The problem: Every record below should be transcribed exactly. Omit the images.

— begin —

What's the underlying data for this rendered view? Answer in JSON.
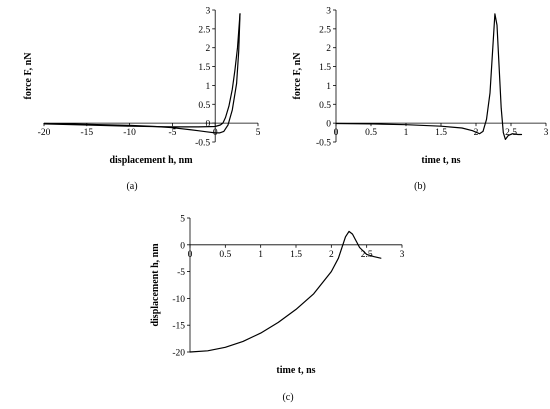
{
  "chart_data": [
    {
      "id": "a",
      "type": "line",
      "panel_label": "(a)",
      "xlabel": "displacement h, nm",
      "ylabel": "force F, nN",
      "xlim": [
        -20,
        5
      ],
      "ylim": [
        -0.5,
        3
      ],
      "xticks": [
        -20,
        -15,
        -10,
        -5,
        0,
        5
      ],
      "yticks": [
        -0.5,
        0,
        0.5,
        1,
        1.5,
        2,
        2.5,
        3
      ],
      "series": [
        {
          "values": [
            [
              -20,
              -0.01
            ],
            [
              -15,
              -0.03
            ],
            [
              -10,
              -0.06
            ],
            [
              -7,
              -0.09
            ],
            [
              -5,
              -0.12
            ],
            [
              -3,
              -0.17
            ],
            [
              -2,
              -0.2
            ],
            [
              -1,
              -0.23
            ],
            [
              0,
              -0.26
            ],
            [
              0.5,
              -0.26
            ],
            [
              1,
              -0.22
            ],
            [
              1.5,
              -0.05
            ],
            [
              2,
              0.35
            ],
            [
              2.5,
              1.05
            ],
            [
              2.75,
              1.9
            ],
            [
              2.9,
              2.9
            ]
          ]
        },
        {
          "values": [
            [
              2.9,
              2.9
            ],
            [
              2.6,
              2.0
            ],
            [
              2.3,
              1.4
            ],
            [
              2,
              0.9
            ],
            [
              1.6,
              0.45
            ],
            [
              1.2,
              0.15
            ],
            [
              0.9,
              0
            ],
            [
              0.6,
              -0.05
            ],
            [
              0,
              -0.09
            ],
            [
              -2,
              -0.1
            ],
            [
              -5,
              -0.1
            ],
            [
              -10,
              -0.08
            ],
            [
              -15,
              -0.05
            ],
            [
              -20,
              -0.02
            ]
          ]
        }
      ]
    },
    {
      "id": "b",
      "type": "line",
      "panel_label": "(b)",
      "xlabel": "time t, ns",
      "ylabel": "force F, nN",
      "xlim": [
        0,
        3
      ],
      "ylim": [
        -0.5,
        3
      ],
      "xticks": [
        0,
        0.5,
        1,
        1.5,
        2,
        2.5,
        3
      ],
      "yticks": [
        -0.5,
        0,
        0.5,
        1,
        1.5,
        2,
        2.5,
        3
      ],
      "series": [
        {
          "values": [
            [
              0,
              -0.01
            ],
            [
              0.5,
              -0.02
            ],
            [
              1,
              -0.04
            ],
            [
              1.5,
              -0.08
            ],
            [
              1.8,
              -0.13
            ],
            [
              1.95,
              -0.2
            ],
            [
              2.05,
              -0.28
            ],
            [
              2.1,
              -0.22
            ],
            [
              2.15,
              0.1
            ],
            [
              2.2,
              0.8
            ],
            [
              2.24,
              2.0
            ],
            [
              2.27,
              2.9
            ],
            [
              2.3,
              2.6
            ],
            [
              2.33,
              1.5
            ],
            [
              2.36,
              0.4
            ],
            [
              2.39,
              -0.25
            ],
            [
              2.42,
              -0.43
            ],
            [
              2.46,
              -0.33
            ],
            [
              2.52,
              -0.28
            ],
            [
              2.6,
              -0.3
            ],
            [
              2.65,
              -0.3
            ]
          ]
        }
      ]
    },
    {
      "id": "c",
      "type": "line",
      "panel_label": "(c)",
      "xlabel": "time t, ns",
      "ylabel": "displacement h, nm",
      "xlim": [
        0,
        3
      ],
      "ylim": [
        -20,
        5
      ],
      "xticks": [
        0,
        0.5,
        1,
        1.5,
        2,
        2.5,
        3
      ],
      "yticks": [
        -20,
        -15,
        -10,
        -5,
        0,
        5
      ],
      "series": [
        {
          "values": [
            [
              0,
              -20
            ],
            [
              0.25,
              -19.78
            ],
            [
              0.5,
              -19.12
            ],
            [
              0.75,
              -18.02
            ],
            [
              1,
              -16.47
            ],
            [
              1.25,
              -14.48
            ],
            [
              1.5,
              -12.05
            ],
            [
              1.75,
              -9.14
            ],
            [
              2,
              -5.0
            ],
            [
              2.1,
              -2.5
            ],
            [
              2.2,
              1.5
            ],
            [
              2.25,
              2.5
            ],
            [
              2.3,
              2.0
            ],
            [
              2.4,
              -0.5
            ],
            [
              2.5,
              -1.8
            ],
            [
              2.6,
              -2.2
            ],
            [
              2.7,
              -2.5
            ]
          ]
        }
      ]
    }
  ]
}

— end —

Solved problem:
What's the underlying data for this rendered view? Answer in JSON.
{
  "chart_data": [
    {
      "id": "a",
      "type": "line",
      "panel_label": "(a)",
      "xlabel": "displacement h, nm",
      "ylabel": "force F, nN",
      "xlim": [
        -20,
        5
      ],
      "ylim": [
        -0.5,
        3
      ],
      "xticks": [
        -20,
        -15,
        -10,
        -5,
        0,
        5
      ],
      "yticks": [
        -0.5,
        0,
        0.5,
        1,
        1.5,
        2,
        2.5,
        3
      ],
      "series": [
        {
          "values": [
            [
              -20,
              -0.01
            ],
            [
              -15,
              -0.03
            ],
            [
              -10,
              -0.06
            ],
            [
              -7,
              -0.09
            ],
            [
              -5,
              -0.12
            ],
            [
              -3,
              -0.17
            ],
            [
              -2,
              -0.2
            ],
            [
              -1,
              -0.23
            ],
            [
              0,
              -0.26
            ],
            [
              0.5,
              -0.26
            ],
            [
              1,
              -0.22
            ],
            [
              1.5,
              -0.05
            ],
            [
              2,
              0.35
            ],
            [
              2.5,
              1.05
            ],
            [
              2.75,
              1.9
            ],
            [
              2.9,
              2.9
            ]
          ]
        },
        {
          "values": [
            [
              2.9,
              2.9
            ],
            [
              2.6,
              2.0
            ],
            [
              2.3,
              1.4
            ],
            [
              2,
              0.9
            ],
            [
              1.6,
              0.45
            ],
            [
              1.2,
              0.15
            ],
            [
              0.9,
              0
            ],
            [
              0.6,
              -0.05
            ],
            [
              0,
              -0.09
            ],
            [
              -2,
              -0.1
            ],
            [
              -5,
              -0.1
            ],
            [
              -10,
              -0.08
            ],
            [
              -15,
              -0.05
            ],
            [
              -20,
              -0.02
            ]
          ]
        }
      ]
    },
    {
      "id": "b",
      "type": "line",
      "panel_label": "(b)",
      "xlabel": "time t, ns",
      "ylabel": "force F, nN",
      "xlim": [
        0,
        3
      ],
      "ylim": [
        -0.5,
        3
      ],
      "xticks": [
        0,
        0.5,
        1,
        1.5,
        2,
        2.5,
        3
      ],
      "yticks": [
        -0.5,
        0,
        0.5,
        1,
        1.5,
        2,
        2.5,
        3
      ],
      "series": [
        {
          "values": [
            [
              0,
              -0.01
            ],
            [
              0.5,
              -0.02
            ],
            [
              1,
              -0.04
            ],
            [
              1.5,
              -0.08
            ],
            [
              1.8,
              -0.13
            ],
            [
              1.95,
              -0.2
            ],
            [
              2.05,
              -0.28
            ],
            [
              2.1,
              -0.22
            ],
            [
              2.15,
              0.1
            ],
            [
              2.2,
              0.8
            ],
            [
              2.24,
              2.0
            ],
            [
              2.27,
              2.9
            ],
            [
              2.3,
              2.6
            ],
            [
              2.33,
              1.5
            ],
            [
              2.36,
              0.4
            ],
            [
              2.39,
              -0.25
            ],
            [
              2.42,
              -0.43
            ],
            [
              2.46,
              -0.33
            ],
            [
              2.52,
              -0.28
            ],
            [
              2.6,
              -0.3
            ],
            [
              2.65,
              -0.3
            ]
          ]
        }
      ]
    },
    {
      "id": "c",
      "type": "line",
      "panel_label": "(c)",
      "xlabel": "time t, ns",
      "ylabel": "displacement h, nm",
      "xlim": [
        0,
        3
      ],
      "ylim": [
        -20,
        5
      ],
      "xticks": [
        0,
        0.5,
        1,
        1.5,
        2,
        2.5,
        3
      ],
      "yticks": [
        -20,
        -15,
        -10,
        -5,
        0,
        5
      ],
      "series": [
        {
          "values": [
            [
              0,
              -20
            ],
            [
              0.25,
              -19.78
            ],
            [
              0.5,
              -19.12
            ],
            [
              0.75,
              -18.02
            ],
            [
              1,
              -16.47
            ],
            [
              1.25,
              -14.48
            ],
            [
              1.5,
              -12.05
            ],
            [
              1.75,
              -9.14
            ],
            [
              2,
              -5.0
            ],
            [
              2.1,
              -2.5
            ],
            [
              2.2,
              1.5
            ],
            [
              2.25,
              2.5
            ],
            [
              2.3,
              2.0
            ],
            [
              2.4,
              -0.5
            ],
            [
              2.5,
              -1.8
            ],
            [
              2.6,
              -2.2
            ],
            [
              2.7,
              -2.5
            ]
          ]
        }
      ]
    }
  ]
}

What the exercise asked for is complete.